[Data listing]
## BEGIN
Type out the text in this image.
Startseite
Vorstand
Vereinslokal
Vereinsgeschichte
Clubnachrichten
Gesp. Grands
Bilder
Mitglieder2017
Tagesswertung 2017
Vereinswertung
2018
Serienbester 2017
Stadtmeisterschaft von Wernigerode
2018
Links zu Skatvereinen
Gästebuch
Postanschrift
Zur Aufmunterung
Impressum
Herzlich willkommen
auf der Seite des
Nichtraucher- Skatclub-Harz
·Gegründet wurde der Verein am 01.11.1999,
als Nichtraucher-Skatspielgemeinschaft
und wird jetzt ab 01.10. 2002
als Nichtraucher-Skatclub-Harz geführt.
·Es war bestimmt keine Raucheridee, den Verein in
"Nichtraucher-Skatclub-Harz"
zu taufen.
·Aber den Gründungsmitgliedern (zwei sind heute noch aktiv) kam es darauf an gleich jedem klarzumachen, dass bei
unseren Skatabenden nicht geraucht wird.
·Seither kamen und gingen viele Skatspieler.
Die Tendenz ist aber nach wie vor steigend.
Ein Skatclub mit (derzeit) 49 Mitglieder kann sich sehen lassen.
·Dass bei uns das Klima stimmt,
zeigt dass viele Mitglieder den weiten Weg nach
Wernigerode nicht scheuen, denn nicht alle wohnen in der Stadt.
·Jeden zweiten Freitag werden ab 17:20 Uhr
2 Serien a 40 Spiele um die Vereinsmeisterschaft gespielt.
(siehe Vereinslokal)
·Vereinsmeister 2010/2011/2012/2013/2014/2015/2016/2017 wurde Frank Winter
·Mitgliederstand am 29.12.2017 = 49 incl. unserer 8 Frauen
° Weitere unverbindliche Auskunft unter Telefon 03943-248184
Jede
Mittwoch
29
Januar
## END
=== TASK DIRECTIONS ===
Copy all the records above exactly, missing none.

=== RESPONSE ===
Type out the text in this image.
Startseite
Vorstand
Vereinslokal
Vereinsgeschichte
Clubnachrichten
Gesp. Grands
Bilder
Mitglieder2017
Tagesswertung 2017
Vereinswertung
2018
Serienbester 2017
Stadtmeisterschaft von Wernigerode
2018
Links zu Skatvereinen
Gästebuch
Postanschrift
Zur Aufmunterung
Impressum
Herzlich willkommen
auf der Seite des
Nichtraucher- Skatclub-Harz
·Gegründet wurde der Verein am 01.11.1999,
als Nichtraucher-Skatspielgemeinschaft
und wird jetzt ab 01.10. 2002
als Nichtraucher-Skatclub-Harz geführt.
·Es war bestimmt keine Raucheridee, den Verein in
"Nichtraucher-Skatclub-Harz"
zu taufen.
·Aber den Gründungsmitgliedern (zwei sind heute noch aktiv) kam es darauf an gleich jedem klarzumachen, dass bei
unseren Skatabenden nicht geraucht wird.
·Seither kamen und gingen viele Skatspieler.
Die Tendenz ist aber nach wie vor steigend.
Ein Skatclub mit (derzeit) 49 Mitglieder kann sich sehen lassen.
·Dass bei uns das Klima stimmt,
zeigt dass viele Mitglieder den weiten Weg nach
Wernigerode nicht scheuen, denn nicht alle wohnen in der Stadt.
·Jeden zweiten Freitag werden ab 17:20 Uhr
2 Serien a 40 Spiele um die Vereinsmeisterschaft gespielt.
(siehe Vereinslokal)
·Vereinsmeister 2010/2011/2012/2013/2014/2015/2016/2017 wurde Frank Winter
·Mitgliederstand am 29.12.2017 = 49 incl. unserer 8 Frauen
° Weitere unverbindliche Auskunft unter Telefon 03943-248184
Jede
Mittwoch
29
Januar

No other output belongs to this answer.